*Task brief*:
Extract each line of the data and write it out again exactly.

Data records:

# # # # # # #

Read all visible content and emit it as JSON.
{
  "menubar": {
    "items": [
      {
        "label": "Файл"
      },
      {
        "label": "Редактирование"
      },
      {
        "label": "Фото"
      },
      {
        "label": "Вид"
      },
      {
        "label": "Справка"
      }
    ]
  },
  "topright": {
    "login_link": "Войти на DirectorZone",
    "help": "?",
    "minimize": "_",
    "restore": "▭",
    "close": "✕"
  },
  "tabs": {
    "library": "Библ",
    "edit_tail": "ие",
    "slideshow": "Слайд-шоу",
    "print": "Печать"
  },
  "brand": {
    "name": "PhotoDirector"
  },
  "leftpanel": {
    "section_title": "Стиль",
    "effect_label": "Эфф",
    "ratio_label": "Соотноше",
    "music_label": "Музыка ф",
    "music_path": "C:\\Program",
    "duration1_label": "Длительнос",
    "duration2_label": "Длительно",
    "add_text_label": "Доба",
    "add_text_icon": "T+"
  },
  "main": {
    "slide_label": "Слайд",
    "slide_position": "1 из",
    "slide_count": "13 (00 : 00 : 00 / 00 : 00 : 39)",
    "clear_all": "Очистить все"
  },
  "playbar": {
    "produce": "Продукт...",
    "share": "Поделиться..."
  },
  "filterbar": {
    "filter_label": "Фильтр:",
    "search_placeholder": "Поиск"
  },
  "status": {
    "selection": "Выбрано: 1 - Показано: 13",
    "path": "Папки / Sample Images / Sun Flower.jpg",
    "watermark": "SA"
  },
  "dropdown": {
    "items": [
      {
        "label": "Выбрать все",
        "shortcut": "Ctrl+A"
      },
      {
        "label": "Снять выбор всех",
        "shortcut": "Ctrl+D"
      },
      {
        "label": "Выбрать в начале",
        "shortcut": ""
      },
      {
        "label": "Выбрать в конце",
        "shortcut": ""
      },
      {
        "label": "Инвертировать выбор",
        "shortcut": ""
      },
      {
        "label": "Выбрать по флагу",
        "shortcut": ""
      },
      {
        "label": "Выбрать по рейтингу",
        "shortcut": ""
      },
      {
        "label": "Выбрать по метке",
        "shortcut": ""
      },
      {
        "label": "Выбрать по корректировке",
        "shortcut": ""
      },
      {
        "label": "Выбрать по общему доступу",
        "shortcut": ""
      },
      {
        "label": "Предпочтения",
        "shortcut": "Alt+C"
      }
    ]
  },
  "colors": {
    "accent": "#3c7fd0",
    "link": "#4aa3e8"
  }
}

# # # # # # #

*Correct answer*:
Read all visible content and emit it as JSON.
{
  "menubar": {
    "items": [
      {
        "label": "Файл"
      },
      {
        "label": "Редактирование"
      },
      {
        "label": "Фото"
      },
      {
        "label": "Вид"
      },
      {
        "label": "Справка"
      }
    ]
  },
  "topright": {
    "login_link": "Войти на DirectorZone",
    "help": "?",
    "minimize": "_",
    "restore": "▭",
    "close": "✕"
  },
  "tabs": {
    "library": "Библ",
    "edit_tail": "ие",
    "slideshow": "Слайд-шоу",
    "print": "Печать"
  },
  "brand": {
    "name": "PhotoDirector"
  },
  "leftpanel": {
    "section_title": "Стиль",
    "effect_label": "Эфф",
    "ratio_label": "Соотноше",
    "music_label": "Музыка ф",
    "music_path": "C:\\Program",
    "duration1_label": "Длительнос",
    "duration2_label": "Длительно",
    "add_text_label": "Доба",
    "add_text_icon": "T+"
  },
  "main": {
    "slide_label": "Слайд",
    "slide_position": "1 из",
    "slide_count": "13 (00 : 00 : 00 / 00 : 00 : 39)",
    "clear_all": "Очистить все"
  },
  "playbar": {
    "produce": "Продукт...",
    "share": "Поделиться..."
  },
  "filterbar": {
    "filter_label": "Фильтр:",
    "search_placeholder": "Поиск"
  },
  "status": {
    "selection": "Выбрано: 1 - Показано: 13",
    "path": "Папки / Sample Images / Sun Flower.jpg",
    "watermark": "SA"
  },
  "dropdown": {
    "items": [
      {
        "label": "Выбрать все",
        "shortcut": "Ctrl+A"
      },
      {
        "label": "Снять выбор всех",
        "shortcut": "Ctrl+D"
      },
      {
        "label": "Выбрать в начале",
        "shortcut": ""
      },
      {
        "label": "Выбрать в конце",
        "shortcut": ""
      },
      {
        "label": "Инвертировать выбор",
        "shortcut": ""
      },
      {
        "label": "Выбрать по флагу",
        "shortcut": ""
      },
      {
        "label": "Выбрать по рейтингу",
        "shortcut": ""
      },
      {
        "label": "Выбрать по метке",
        "shortcut": ""
      },
      {
        "label": "Выбрать по корректировке",
        "shortcut": ""
      },
      {
        "label": "Выбрать по общему доступу",
        "shortcut": ""
      },
      {
        "label": "Предпочтения",
        "shortcut": "Alt+C"
      }
    ]
  },
  "colors": {
    "accent": "#3c7fd0",
    "link": "#4aa3e8"
  }
}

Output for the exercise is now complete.